*GOAL:* Repeat, without any change, the entries presented below.

*STORED RECORDS:*
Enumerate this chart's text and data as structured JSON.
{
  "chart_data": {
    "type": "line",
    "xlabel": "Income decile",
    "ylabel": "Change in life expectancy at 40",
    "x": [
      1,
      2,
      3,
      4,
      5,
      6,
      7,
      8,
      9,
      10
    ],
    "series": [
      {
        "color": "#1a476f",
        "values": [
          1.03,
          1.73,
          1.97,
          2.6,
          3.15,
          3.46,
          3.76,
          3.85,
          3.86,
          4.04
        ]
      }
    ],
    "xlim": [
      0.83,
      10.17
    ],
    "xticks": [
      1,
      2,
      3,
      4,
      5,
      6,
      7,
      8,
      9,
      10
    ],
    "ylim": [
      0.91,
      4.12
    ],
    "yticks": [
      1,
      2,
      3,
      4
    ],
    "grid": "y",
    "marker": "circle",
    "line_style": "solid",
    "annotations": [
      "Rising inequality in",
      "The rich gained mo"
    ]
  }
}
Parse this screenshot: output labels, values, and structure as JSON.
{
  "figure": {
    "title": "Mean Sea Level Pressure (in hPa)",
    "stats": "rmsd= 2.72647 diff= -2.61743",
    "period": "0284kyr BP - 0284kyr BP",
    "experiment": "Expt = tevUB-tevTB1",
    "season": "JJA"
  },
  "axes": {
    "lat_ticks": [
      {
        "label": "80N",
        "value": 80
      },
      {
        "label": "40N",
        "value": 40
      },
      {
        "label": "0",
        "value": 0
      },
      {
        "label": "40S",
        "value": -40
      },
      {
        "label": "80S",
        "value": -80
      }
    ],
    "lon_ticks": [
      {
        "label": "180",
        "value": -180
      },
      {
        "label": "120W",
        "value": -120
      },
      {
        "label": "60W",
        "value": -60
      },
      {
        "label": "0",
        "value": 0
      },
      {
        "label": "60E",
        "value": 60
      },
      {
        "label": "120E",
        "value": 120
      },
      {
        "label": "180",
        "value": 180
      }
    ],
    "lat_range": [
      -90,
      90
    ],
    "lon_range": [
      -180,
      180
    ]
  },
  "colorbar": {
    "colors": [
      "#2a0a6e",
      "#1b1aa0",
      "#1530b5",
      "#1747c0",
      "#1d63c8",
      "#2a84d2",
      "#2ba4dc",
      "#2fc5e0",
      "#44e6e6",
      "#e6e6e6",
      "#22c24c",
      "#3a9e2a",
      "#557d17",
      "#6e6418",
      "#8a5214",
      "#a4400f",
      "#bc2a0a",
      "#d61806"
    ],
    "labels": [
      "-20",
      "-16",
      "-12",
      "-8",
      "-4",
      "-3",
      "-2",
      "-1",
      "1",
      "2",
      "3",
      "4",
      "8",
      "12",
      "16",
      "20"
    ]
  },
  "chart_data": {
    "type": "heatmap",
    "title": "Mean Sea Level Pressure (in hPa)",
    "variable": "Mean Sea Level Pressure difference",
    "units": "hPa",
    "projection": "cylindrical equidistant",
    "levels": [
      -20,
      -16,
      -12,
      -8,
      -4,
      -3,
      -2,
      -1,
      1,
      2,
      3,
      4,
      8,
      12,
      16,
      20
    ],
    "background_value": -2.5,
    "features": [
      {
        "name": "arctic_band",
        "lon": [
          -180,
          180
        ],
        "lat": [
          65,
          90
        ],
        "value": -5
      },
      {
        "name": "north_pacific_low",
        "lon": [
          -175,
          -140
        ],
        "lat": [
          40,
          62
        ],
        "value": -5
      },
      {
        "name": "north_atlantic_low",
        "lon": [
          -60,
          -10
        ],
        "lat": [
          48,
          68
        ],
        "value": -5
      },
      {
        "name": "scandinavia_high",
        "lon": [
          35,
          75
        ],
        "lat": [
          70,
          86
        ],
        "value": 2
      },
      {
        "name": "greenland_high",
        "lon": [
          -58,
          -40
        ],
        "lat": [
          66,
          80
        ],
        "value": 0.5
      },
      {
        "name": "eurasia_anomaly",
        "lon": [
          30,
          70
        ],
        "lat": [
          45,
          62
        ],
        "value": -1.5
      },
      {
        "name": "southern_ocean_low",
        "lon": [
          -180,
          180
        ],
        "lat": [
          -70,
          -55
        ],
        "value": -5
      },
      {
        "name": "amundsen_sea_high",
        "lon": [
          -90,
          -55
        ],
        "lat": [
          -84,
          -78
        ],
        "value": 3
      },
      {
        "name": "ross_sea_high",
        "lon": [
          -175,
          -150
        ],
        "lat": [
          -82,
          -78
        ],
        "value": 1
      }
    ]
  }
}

*SOLUTION FOR THIS PROBLEM:*
Enumerate this chart's text and data as structured JSON.
{
  "chart_data": {
    "type": "line",
    "xlabel": "Income decile",
    "ylabel": "Change in life expectancy at 40",
    "x": [
      1,
      2,
      3,
      4,
      5,
      6,
      7,
      8,
      9,
      10
    ],
    "series": [
      {
        "color": "#1a476f",
        "values": [
          1.03,
          1.73,
          1.97,
          2.6,
          3.15,
          3.46,
          3.76,
          3.85,
          3.86,
          4.04
        ]
      }
    ],
    "xlim": [
      0.83,
      10.17
    ],
    "xticks": [
      1,
      2,
      3,
      4,
      5,
      6,
      7,
      8,
      9,
      10
    ],
    "ylim": [
      0.91,
      4.12
    ],
    "yticks": [
      1,
      2,
      3,
      4
    ],
    "grid": "y",
    "marker": "circle",
    "line_style": "solid",
    "annotations": [
      "Rising inequality in",
      "The rich gained mo"
    ]
  }
}
Parse this screenshot: output labels, values, and structure as JSON.
{
  "figure": {
    "title": "Mean Sea Level Pressure (in hPa)",
    "stats": "rmsd= 2.72647 diff= -2.61743",
    "period": "0284kyr BP - 0284kyr BP",
    "experiment": "Expt = tevUB-tevTB1",
    "season": "JJA"
  },
  "axes": {
    "lat_ticks": [
      {
        "label": "80N",
        "value": 80
      },
      {
        "label": "40N",
        "value": 40
      },
      {
        "label": "0",
        "value": 0
      },
      {
        "label": "40S",
        "value": -40
      },
      {
        "label": "80S",
        "value": -80
      }
    ],
    "lon_ticks": [
      {
        "label": "180",
        "value": -180
      },
      {
        "label": "120W",
        "value": -120
      },
      {
        "label": "60W",
        "value": -60
      },
      {
        "label": "0",
        "value": 0
      },
      {
        "label": "60E",
        "value": 60
      },
      {
        "label": "120E",
        "value": 120
      },
      {
        "label": "180",
        "value": 180
      }
    ],
    "lat_range": [
      -90,
      90
    ],
    "lon_range": [
      -180,
      180
    ]
  },
  "colorbar": {
    "colors": [
      "#2a0a6e",
      "#1b1aa0",
      "#1530b5",
      "#1747c0",
      "#1d63c8",
      "#2a84d2",
      "#2ba4dc",
      "#2fc5e0",
      "#44e6e6",
      "#e6e6e6",
      "#22c24c",
      "#3a9e2a",
      "#557d17",
      "#6e6418",
      "#8a5214",
      "#a4400f",
      "#bc2a0a",
      "#d61806"
    ],
    "labels": [
      "-20",
      "-16",
      "-12",
      "-8",
      "-4",
      "-3",
      "-2",
      "-1",
      "1",
      "2",
      "3",
      "4",
      "8",
      "12",
      "16",
      "20"
    ]
  },
  "chart_data": {
    "type": "heatmap",
    "title": "Mean Sea Level Pressure (in hPa)",
    "variable": "Mean Sea Level Pressure difference",
    "units": "hPa",
    "projection": "cylindrical equidistant",
    "levels": [
      -20,
      -16,
      -12,
      -8,
      -4,
      -3,
      -2,
      -1,
      1,
      2,
      3,
      4,
      8,
      12,
      16,
      20
    ],
    "background_value": -2.5,
    "features": [
      {
        "name": "arctic_band",
        "lon": [
          -180,
          180
        ],
        "lat": [
          65,
          90
        ],
        "value": -5
      },
      {
        "name": "north_pacific_low",
        "lon": [
          -175,
          -140
        ],
        "lat": [
          40,
          62
        ],
        "value": -5
      },
      {
        "name": "north_atlantic_low",
        "lon": [
          -60,
          -10
        ],
        "lat": [
          48,
          68
        ],
        "value": -5
      },
      {
        "name": "scandinavia_high",
        "lon": [
          35,
          75
        ],
        "lat": [
          70,
          86
        ],
        "value": 2
      },
      {
        "name": "greenland_high",
        "lon": [
          -58,
          -40
        ],
        "lat": [
          66,
          80
        ],
        "value": 0.5
      },
      {
        "name": "eurasia_anomaly",
        "lon": [
          30,
          70
        ],
        "lat": [
          45,
          62
        ],
        "value": -1.5
      },
      {
        "name": "southern_ocean_low",
        "lon": [
          -180,
          180
        ],
        "lat": [
          -70,
          -55
        ],
        "value": -5
      },
      {
        "name": "amundsen_sea_high",
        "lon": [
          -90,
          -55
        ],
        "lat": [
          -84,
          -78
        ],
        "value": 3
      },
      {
        "name": "ross_sea_high",
        "lon": [
          -175,
          -150
        ],
        "lat": [
          -82,
          -78
        ],
        "value": 1
      }
    ]
  }
}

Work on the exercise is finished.